Stated goal - Reproduce all lines of the listing below in which the word "your" occurs.

Exercise materials -
#####

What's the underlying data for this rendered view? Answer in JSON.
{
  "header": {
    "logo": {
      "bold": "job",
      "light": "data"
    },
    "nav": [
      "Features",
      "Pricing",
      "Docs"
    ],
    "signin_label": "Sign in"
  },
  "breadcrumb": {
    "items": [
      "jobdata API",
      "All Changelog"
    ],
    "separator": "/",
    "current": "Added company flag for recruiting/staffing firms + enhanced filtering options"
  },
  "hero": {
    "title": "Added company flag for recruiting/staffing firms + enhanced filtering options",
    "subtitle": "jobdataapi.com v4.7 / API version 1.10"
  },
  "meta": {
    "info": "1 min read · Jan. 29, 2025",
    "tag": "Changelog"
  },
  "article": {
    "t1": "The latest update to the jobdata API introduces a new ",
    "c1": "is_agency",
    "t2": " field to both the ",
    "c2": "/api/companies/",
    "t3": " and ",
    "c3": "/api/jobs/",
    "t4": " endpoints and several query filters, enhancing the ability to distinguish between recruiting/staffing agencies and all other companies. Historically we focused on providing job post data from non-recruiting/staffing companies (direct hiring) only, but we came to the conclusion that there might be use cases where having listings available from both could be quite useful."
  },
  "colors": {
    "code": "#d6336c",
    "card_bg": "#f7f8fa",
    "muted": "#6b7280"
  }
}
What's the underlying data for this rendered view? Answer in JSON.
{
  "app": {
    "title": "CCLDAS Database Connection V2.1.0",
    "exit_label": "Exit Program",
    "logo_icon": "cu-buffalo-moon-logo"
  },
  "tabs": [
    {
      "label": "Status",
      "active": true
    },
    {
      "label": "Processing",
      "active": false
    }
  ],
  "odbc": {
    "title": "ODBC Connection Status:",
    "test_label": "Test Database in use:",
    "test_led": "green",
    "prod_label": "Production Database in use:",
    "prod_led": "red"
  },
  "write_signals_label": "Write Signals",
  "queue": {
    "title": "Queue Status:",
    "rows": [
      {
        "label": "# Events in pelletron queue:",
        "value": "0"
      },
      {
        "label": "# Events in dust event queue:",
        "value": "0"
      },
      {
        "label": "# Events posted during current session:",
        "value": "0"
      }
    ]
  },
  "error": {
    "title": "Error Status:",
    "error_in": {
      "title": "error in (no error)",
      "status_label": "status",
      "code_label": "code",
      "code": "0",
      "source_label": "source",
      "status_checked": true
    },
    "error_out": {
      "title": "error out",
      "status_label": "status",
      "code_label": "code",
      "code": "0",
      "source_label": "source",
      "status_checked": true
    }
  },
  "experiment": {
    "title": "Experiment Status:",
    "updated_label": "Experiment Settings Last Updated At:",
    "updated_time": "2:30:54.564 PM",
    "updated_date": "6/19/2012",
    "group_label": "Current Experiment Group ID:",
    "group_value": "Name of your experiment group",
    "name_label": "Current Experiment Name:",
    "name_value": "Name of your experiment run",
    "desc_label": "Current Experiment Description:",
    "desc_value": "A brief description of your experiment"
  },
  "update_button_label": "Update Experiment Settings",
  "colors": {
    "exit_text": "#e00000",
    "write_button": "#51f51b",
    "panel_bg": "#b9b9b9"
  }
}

#####

The response -
    "group_value": "Name of your experiment group",
    "name_value": "Name of your experiment run",
    "desc_value": "A brief description of your experiment"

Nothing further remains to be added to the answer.